Tally the lines containing "title" and report the number alone.

□ □ □

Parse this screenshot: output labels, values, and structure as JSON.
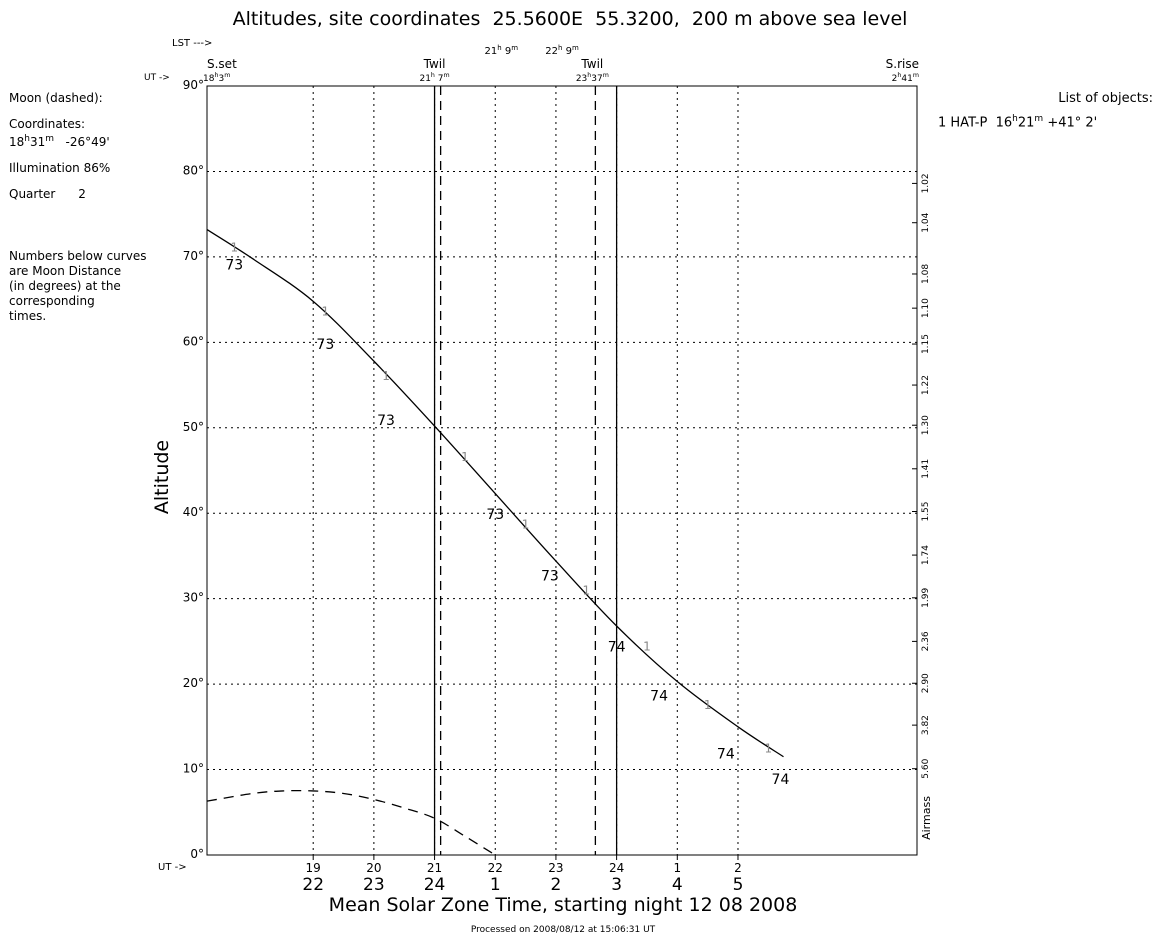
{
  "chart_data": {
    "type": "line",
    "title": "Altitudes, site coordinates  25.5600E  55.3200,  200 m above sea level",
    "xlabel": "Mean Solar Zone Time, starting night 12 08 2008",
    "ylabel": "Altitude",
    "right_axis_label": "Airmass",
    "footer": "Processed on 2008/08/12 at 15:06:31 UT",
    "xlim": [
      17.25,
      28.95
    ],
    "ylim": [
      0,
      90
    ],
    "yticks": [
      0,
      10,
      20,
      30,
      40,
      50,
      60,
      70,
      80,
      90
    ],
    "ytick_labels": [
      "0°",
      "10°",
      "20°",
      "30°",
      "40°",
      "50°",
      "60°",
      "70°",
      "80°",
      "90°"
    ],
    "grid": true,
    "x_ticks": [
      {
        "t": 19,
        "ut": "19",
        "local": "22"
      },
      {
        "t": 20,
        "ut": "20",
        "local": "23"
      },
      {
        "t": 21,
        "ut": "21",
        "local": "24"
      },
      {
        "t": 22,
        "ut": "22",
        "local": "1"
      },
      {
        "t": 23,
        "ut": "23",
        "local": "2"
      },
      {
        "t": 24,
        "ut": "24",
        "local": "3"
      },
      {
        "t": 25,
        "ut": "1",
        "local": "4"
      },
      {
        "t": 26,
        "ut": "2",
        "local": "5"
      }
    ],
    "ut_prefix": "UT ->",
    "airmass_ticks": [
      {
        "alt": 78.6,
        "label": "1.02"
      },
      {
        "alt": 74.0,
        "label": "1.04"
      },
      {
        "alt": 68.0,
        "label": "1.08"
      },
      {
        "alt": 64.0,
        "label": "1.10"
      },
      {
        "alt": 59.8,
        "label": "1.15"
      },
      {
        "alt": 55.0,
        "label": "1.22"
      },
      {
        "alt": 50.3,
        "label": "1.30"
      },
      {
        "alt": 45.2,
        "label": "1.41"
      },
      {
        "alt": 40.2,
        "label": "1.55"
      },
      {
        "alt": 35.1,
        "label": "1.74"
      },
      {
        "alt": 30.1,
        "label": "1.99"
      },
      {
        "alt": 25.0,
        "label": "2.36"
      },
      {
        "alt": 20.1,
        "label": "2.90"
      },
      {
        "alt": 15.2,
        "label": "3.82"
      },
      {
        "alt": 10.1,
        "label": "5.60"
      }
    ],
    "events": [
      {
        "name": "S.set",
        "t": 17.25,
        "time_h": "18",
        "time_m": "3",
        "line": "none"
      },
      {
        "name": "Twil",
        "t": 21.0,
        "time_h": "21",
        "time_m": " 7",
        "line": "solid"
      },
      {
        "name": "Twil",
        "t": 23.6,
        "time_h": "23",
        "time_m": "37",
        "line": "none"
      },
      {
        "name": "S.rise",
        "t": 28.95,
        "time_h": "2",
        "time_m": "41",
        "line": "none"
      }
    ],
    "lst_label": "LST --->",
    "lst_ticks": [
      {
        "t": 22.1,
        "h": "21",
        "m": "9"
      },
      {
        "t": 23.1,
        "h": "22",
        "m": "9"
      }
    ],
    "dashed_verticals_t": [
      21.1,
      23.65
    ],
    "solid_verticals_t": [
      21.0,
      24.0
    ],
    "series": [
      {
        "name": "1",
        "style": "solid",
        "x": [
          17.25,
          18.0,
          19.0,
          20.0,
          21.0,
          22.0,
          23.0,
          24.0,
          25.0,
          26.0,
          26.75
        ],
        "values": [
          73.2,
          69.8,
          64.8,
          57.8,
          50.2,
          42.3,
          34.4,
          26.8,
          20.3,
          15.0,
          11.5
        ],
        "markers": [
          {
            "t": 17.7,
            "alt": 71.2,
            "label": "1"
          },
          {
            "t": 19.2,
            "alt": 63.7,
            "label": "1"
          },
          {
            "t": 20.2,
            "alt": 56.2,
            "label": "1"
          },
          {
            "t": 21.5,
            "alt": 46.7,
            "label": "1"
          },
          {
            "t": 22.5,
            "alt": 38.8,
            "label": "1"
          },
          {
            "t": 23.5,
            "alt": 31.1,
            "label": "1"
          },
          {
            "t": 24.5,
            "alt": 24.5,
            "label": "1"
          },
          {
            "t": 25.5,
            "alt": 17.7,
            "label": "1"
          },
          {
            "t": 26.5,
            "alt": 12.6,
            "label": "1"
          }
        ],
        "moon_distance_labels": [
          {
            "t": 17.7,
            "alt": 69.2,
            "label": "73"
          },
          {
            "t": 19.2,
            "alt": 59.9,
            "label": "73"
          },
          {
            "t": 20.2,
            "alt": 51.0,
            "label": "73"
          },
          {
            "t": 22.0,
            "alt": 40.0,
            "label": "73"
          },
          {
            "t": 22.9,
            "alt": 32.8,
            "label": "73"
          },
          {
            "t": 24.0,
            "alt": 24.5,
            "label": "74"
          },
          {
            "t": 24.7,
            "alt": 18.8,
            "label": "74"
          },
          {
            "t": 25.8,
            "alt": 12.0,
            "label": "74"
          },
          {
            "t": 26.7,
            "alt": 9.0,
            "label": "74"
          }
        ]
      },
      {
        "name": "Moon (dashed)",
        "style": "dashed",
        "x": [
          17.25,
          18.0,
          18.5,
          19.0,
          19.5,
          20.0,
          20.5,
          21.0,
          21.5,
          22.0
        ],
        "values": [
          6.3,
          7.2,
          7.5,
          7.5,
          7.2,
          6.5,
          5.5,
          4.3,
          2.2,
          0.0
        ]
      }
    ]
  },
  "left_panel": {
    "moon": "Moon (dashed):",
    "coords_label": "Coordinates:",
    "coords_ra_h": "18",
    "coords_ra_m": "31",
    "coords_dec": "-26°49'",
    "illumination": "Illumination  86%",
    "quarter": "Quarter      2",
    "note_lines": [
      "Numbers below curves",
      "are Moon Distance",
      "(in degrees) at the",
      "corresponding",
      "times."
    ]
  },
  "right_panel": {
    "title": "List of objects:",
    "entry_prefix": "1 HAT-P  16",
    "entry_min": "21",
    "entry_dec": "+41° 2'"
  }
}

□ □ □

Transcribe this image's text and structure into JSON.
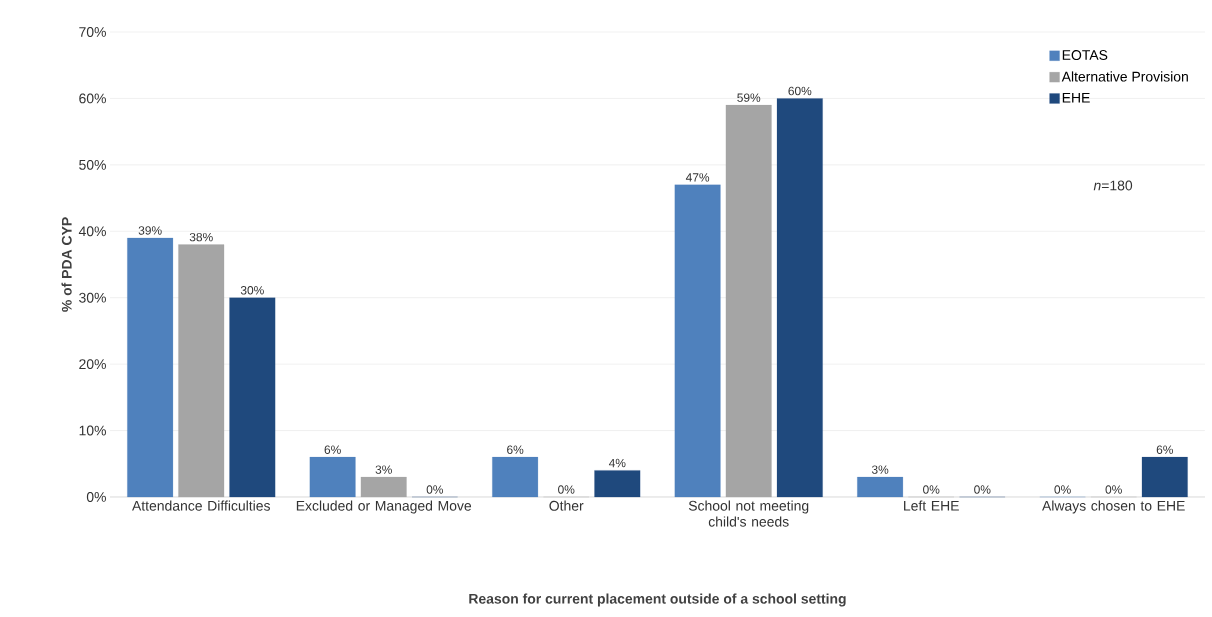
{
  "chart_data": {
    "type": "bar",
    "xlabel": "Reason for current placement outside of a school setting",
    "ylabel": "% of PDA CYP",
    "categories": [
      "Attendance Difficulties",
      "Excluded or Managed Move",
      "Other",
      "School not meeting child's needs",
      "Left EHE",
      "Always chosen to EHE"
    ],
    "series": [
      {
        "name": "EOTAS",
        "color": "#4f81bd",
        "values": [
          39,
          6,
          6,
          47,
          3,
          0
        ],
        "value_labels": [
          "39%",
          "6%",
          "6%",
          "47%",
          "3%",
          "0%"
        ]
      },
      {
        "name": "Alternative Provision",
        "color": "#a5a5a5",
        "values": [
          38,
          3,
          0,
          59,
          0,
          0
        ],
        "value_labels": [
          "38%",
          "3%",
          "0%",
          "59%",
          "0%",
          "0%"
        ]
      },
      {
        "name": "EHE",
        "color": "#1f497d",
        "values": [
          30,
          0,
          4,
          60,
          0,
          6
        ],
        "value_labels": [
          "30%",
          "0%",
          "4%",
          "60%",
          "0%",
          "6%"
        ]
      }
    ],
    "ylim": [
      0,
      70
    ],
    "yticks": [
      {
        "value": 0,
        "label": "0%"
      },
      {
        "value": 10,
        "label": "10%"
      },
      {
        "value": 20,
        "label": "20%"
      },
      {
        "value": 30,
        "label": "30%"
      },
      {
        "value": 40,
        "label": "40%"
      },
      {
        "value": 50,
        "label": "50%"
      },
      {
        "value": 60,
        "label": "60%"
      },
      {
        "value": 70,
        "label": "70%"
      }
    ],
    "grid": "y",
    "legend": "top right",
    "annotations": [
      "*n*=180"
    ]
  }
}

□ □ □

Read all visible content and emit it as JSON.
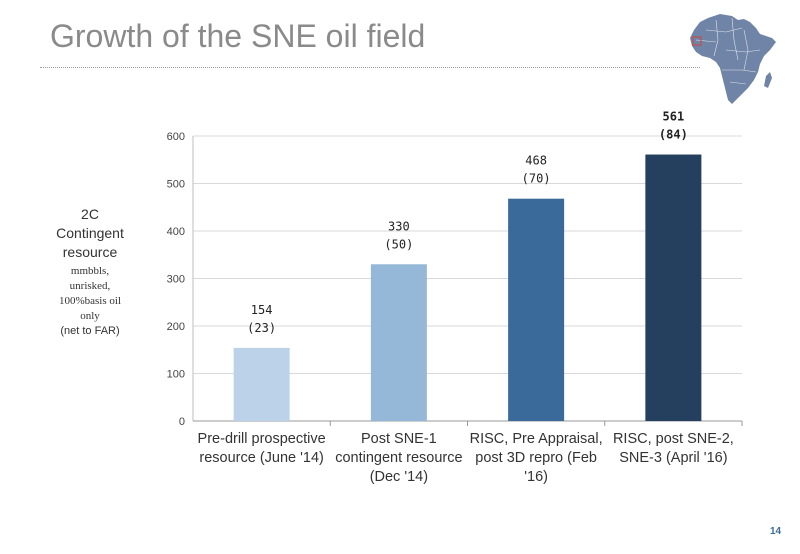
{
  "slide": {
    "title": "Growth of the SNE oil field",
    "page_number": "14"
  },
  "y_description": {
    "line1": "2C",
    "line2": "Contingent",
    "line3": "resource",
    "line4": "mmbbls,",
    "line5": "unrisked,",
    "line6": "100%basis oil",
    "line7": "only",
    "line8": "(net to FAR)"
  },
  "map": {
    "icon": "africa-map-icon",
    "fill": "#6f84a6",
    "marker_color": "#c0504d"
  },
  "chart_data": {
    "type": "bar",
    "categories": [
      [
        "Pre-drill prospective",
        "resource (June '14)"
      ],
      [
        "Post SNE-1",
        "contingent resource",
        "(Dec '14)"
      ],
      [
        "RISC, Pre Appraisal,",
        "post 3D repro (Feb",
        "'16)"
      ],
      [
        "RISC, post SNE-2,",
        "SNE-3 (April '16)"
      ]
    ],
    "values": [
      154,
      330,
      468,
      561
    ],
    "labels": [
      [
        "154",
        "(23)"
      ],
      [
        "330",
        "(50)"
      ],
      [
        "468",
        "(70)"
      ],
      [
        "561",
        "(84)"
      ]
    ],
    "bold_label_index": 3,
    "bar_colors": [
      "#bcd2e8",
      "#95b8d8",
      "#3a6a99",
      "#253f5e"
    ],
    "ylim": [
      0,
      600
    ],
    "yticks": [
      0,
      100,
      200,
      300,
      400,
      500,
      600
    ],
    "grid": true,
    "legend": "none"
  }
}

□ □ □

● **Answer to the task**
3